**What you will do**
Write out each line exactly as it stands, please.

*** Dataset content ***

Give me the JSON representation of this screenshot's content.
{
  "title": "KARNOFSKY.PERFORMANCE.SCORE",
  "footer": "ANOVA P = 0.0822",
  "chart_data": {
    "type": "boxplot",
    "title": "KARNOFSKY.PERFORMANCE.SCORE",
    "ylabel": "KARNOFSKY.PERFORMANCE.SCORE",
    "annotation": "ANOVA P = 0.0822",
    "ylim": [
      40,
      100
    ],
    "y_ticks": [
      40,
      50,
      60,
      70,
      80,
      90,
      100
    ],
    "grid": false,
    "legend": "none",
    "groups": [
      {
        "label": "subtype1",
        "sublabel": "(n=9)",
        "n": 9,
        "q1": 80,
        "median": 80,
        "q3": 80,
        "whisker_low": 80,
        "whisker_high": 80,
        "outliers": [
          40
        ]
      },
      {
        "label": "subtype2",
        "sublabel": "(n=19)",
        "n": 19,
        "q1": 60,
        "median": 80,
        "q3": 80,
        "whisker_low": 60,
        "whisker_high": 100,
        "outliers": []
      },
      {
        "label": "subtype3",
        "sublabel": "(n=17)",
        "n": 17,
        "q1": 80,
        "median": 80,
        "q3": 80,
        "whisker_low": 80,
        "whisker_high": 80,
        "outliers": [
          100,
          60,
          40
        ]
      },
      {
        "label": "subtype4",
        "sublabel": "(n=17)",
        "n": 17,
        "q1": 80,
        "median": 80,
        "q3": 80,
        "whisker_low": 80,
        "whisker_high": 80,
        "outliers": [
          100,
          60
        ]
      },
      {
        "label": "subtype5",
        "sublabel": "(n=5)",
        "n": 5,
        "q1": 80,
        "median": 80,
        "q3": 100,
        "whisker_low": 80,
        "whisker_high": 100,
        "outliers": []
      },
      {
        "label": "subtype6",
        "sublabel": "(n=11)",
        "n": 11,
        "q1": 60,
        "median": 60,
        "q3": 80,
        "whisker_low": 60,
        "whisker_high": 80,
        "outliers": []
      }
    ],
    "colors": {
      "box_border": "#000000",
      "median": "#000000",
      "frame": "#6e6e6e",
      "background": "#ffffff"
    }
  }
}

***

**Problem solution**
Give me the JSON representation of this screenshot's content.
{
  "title": "KARNOFSKY.PERFORMANCE.SCORE",
  "footer": "ANOVA P = 0.0822",
  "chart_data": {
    "type": "boxplot",
    "title": "KARNOFSKY.PERFORMANCE.SCORE",
    "ylabel": "KARNOFSKY.PERFORMANCE.SCORE",
    "annotation": "ANOVA P = 0.0822",
    "ylim": [
      40,
      100
    ],
    "y_ticks": [
      40,
      50,
      60,
      70,
      80,
      90,
      100
    ],
    "grid": false,
    "legend": "none",
    "groups": [
      {
        "label": "subtype1",
        "sublabel": "(n=9)",
        "n": 9,
        "q1": 80,
        "median": 80,
        "q3": 80,
        "whisker_low": 80,
        "whisker_high": 80,
        "outliers": [
          40
        ]
      },
      {
        "label": "subtype2",
        "sublabel": "(n=19)",
        "n": 19,
        "q1": 60,
        "median": 80,
        "q3": 80,
        "whisker_low": 60,
        "whisker_high": 100,
        "outliers": []
      },
      {
        "label": "subtype3",
        "sublabel": "(n=17)",
        "n": 17,
        "q1": 80,
        "median": 80,
        "q3": 80,
        "whisker_low": 80,
        "whisker_high": 80,
        "outliers": [
          100,
          60,
          40
        ]
      },
      {
        "label": "subtype4",
        "sublabel": "(n=17)",
        "n": 17,
        "q1": 80,
        "median": 80,
        "q3": 80,
        "whisker_low": 80,
        "whisker_high": 80,
        "outliers": [
          100,
          60
        ]
      },
      {
        "label": "subtype5",
        "sublabel": "(n=5)",
        "n": 5,
        "q1": 80,
        "median": 80,
        "q3": 100,
        "whisker_low": 80,
        "whisker_high": 100,
        "outliers": []
      },
      {
        "label": "subtype6",
        "sublabel": "(n=11)",
        "n": 11,
        "q1": 60,
        "median": 60,
        "q3": 80,
        "whisker_low": 60,
        "whisker_high": 80,
        "outliers": []
      }
    ],
    "colors": {
      "box_border": "#000000",
      "median": "#000000",
      "frame": "#6e6e6e",
      "background": "#ffffff"
    }
  }
}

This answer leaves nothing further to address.